- Exercise description: Keep only those lines of the records that include the string "wedding".

━━━━━ Input data

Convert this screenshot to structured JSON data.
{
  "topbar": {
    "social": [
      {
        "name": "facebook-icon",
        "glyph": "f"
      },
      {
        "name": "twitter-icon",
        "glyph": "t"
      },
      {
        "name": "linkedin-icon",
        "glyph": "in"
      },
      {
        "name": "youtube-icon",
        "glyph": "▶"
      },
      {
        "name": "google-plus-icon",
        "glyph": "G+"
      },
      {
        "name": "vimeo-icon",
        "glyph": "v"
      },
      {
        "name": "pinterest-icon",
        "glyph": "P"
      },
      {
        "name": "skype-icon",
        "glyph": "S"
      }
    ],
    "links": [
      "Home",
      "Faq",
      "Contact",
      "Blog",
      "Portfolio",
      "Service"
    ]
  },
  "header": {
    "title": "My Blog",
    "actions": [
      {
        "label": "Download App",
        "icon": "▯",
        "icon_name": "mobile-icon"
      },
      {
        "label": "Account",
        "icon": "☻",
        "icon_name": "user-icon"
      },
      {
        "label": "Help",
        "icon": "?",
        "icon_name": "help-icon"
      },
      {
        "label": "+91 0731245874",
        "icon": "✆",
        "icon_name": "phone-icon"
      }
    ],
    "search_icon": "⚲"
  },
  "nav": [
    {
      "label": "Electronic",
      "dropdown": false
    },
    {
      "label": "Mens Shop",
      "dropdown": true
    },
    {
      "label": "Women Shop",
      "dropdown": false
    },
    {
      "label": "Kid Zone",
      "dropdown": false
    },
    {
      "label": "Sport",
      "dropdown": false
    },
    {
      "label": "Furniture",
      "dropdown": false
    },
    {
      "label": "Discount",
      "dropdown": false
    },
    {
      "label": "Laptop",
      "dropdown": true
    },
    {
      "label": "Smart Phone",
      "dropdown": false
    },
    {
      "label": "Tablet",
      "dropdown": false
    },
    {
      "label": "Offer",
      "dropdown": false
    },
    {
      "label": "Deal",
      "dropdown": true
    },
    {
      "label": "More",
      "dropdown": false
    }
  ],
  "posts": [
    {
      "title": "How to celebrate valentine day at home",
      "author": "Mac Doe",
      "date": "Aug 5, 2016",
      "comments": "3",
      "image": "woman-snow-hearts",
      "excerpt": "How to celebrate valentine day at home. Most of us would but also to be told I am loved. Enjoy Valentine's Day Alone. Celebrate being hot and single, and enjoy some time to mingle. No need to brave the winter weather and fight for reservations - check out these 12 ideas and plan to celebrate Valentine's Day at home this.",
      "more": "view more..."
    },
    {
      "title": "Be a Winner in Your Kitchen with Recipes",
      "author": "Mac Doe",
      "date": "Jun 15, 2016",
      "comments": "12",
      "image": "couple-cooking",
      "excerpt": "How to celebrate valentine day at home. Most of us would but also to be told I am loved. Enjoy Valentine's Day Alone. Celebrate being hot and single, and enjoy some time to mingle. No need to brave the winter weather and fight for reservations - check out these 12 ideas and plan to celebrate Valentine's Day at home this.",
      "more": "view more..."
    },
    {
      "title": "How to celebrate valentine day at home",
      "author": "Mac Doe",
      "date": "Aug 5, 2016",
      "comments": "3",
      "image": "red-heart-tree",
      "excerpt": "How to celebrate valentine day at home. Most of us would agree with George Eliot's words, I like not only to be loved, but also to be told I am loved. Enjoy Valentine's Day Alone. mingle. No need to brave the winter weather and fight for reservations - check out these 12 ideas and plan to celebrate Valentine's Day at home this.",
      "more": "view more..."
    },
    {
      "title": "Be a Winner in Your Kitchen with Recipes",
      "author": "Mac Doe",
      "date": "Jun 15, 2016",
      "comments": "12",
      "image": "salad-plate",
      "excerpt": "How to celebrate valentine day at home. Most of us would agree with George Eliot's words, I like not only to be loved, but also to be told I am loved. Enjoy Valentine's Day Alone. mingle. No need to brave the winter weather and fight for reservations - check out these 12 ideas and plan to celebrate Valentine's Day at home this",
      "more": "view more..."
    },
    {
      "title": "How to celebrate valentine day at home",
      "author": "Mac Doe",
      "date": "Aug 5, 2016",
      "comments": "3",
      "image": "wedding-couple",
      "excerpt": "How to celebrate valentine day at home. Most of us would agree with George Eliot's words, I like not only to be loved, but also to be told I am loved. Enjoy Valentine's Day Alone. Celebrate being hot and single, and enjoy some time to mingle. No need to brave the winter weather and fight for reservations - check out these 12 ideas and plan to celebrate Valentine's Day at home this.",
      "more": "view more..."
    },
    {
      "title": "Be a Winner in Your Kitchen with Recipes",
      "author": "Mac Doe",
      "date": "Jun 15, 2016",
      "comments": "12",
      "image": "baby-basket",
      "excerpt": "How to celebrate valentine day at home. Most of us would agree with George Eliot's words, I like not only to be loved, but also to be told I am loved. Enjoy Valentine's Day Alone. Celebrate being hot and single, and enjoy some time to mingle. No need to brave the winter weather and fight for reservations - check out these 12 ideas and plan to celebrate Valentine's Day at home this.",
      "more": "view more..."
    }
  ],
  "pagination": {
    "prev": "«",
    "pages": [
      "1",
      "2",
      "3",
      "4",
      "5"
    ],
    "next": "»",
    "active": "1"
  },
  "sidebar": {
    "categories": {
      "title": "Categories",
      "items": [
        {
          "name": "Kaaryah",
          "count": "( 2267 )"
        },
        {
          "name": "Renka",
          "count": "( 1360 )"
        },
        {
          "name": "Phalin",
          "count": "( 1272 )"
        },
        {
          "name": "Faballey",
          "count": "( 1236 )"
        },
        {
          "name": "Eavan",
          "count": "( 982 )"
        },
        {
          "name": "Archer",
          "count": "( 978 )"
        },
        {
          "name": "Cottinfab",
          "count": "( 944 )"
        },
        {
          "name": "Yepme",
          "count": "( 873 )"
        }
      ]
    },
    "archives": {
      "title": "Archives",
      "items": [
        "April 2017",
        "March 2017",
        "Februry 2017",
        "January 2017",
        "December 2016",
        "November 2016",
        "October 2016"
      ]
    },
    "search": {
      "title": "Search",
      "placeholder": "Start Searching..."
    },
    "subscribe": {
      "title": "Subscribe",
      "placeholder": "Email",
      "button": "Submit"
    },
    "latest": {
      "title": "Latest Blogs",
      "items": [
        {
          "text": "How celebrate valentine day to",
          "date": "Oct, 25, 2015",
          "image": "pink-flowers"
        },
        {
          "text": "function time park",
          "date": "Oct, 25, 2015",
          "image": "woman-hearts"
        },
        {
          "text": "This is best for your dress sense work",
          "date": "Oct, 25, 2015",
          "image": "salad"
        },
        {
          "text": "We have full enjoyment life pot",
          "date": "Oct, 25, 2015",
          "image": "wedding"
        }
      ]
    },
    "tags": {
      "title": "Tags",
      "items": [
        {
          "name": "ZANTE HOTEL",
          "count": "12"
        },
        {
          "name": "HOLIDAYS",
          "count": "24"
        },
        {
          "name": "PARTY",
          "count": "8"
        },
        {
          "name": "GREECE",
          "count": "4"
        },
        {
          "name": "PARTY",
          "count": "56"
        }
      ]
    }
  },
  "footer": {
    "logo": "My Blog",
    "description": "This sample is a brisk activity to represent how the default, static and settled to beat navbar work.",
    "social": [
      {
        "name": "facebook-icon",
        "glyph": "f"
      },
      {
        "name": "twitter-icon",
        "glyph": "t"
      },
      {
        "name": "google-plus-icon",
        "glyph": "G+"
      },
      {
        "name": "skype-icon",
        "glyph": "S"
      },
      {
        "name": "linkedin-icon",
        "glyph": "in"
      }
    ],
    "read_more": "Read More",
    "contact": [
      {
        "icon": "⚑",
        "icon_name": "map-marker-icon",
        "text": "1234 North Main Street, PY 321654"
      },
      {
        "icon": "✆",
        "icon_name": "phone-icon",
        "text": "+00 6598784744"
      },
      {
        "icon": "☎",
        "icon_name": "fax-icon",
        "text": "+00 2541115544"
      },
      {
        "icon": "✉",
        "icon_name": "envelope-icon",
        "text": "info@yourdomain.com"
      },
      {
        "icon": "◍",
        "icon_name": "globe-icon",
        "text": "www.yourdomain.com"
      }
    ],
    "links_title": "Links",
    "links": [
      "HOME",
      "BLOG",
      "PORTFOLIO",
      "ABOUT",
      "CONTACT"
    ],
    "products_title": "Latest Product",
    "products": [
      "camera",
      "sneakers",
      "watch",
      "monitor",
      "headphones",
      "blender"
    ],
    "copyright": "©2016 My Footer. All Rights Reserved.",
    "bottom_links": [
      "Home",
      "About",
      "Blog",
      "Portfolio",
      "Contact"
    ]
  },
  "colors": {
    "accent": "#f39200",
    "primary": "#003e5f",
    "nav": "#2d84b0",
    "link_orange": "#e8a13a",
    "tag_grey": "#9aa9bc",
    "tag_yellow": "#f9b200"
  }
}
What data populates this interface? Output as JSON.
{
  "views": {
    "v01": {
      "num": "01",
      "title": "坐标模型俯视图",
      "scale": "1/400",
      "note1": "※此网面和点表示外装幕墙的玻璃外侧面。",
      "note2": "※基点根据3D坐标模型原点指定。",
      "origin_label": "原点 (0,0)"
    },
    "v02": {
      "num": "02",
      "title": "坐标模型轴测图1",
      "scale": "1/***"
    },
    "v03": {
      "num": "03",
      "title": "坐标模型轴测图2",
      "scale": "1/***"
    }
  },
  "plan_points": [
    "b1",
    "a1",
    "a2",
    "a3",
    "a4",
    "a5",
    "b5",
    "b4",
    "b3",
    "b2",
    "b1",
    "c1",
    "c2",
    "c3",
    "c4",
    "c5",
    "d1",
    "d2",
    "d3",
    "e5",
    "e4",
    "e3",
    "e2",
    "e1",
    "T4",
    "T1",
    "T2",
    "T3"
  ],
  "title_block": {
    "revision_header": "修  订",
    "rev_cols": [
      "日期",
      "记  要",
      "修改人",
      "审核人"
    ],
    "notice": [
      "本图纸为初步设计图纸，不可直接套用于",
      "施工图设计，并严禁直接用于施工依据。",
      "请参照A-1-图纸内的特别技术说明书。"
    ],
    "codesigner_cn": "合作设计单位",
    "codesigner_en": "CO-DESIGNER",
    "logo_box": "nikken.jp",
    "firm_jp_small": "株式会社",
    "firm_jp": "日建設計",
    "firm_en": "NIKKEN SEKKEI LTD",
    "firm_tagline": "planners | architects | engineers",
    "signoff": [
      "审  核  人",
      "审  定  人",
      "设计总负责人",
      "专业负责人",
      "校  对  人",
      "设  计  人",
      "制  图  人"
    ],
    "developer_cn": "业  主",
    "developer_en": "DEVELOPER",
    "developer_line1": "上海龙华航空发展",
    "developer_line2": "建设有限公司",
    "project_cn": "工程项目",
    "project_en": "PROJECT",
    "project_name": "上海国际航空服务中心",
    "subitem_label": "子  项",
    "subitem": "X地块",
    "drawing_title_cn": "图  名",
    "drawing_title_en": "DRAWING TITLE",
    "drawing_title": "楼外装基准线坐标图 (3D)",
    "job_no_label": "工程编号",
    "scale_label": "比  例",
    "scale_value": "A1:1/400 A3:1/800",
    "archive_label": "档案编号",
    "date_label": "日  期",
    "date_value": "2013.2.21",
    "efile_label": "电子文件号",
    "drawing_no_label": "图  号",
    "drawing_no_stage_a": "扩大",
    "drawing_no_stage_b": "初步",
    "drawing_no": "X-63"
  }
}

━━━━━━━━━━

- Response:
      "image": "wedding-couple",
          "image": "wedding"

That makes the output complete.